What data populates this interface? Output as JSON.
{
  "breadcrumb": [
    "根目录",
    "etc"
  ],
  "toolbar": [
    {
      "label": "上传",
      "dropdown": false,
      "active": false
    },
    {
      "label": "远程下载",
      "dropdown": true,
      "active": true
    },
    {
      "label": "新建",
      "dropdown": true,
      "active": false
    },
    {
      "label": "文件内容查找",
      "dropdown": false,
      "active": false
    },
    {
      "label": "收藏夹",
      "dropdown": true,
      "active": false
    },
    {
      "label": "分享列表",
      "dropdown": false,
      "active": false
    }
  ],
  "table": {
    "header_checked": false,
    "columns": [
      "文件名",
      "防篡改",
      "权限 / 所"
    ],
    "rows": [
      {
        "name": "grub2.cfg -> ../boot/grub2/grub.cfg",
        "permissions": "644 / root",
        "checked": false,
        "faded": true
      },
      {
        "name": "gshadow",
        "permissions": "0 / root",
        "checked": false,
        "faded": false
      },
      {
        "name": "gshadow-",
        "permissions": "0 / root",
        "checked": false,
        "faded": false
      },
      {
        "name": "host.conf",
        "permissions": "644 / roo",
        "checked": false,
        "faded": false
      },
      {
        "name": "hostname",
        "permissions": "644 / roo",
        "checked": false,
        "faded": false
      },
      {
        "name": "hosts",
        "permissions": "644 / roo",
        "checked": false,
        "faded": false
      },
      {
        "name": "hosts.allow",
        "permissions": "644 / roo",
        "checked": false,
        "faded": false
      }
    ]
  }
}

Task to complete: Your task is to reproduce the whole listing exactly.

Solution for this exercise:
What data populates this interface? Output as JSON.
{
  "breadcrumb": [
    "根目录",
    "etc"
  ],
  "toolbar": [
    {
      "label": "上传",
      "dropdown": false,
      "active": false
    },
    {
      "label": "远程下载",
      "dropdown": true,
      "active": true
    },
    {
      "label": "新建",
      "dropdown": true,
      "active": false
    },
    {
      "label": "文件内容查找",
      "dropdown": false,
      "active": false
    },
    {
      "label": "收藏夹",
      "dropdown": true,
      "active": false
    },
    {
      "label": "分享列表",
      "dropdown": false,
      "active": false
    }
  ],
  "table": {
    "header_checked": false,
    "columns": [
      "文件名",
      "防篡改",
      "权限 / 所"
    ],
    "rows": [
      {
        "name": "grub2.cfg -> ../boot/grub2/grub.cfg",
        "permissions": "644 / root",
        "checked": false,
        "faded": true
      },
      {
        "name": "gshadow",
        "permissions": "0 / root",
        "checked": false,
        "faded": false
      },
      {
        "name": "gshadow-",
        "permissions": "0 / root",
        "checked": false,
        "faded": false
      },
      {
        "name": "host.conf",
        "permissions": "644 / roo",
        "checked": false,
        "faded": false
      },
      {
        "name": "hostname",
        "permissions": "644 / roo",
        "checked": false,
        "faded": false
      },
      {
        "name": "hosts",
        "permissions": "644 / roo",
        "checked": false,
        "faded": false
      },
      {
        "name": "hosts.allow",
        "permissions": "644 / roo",
        "checked": false,
        "faded": false
      }
    ]
  }
}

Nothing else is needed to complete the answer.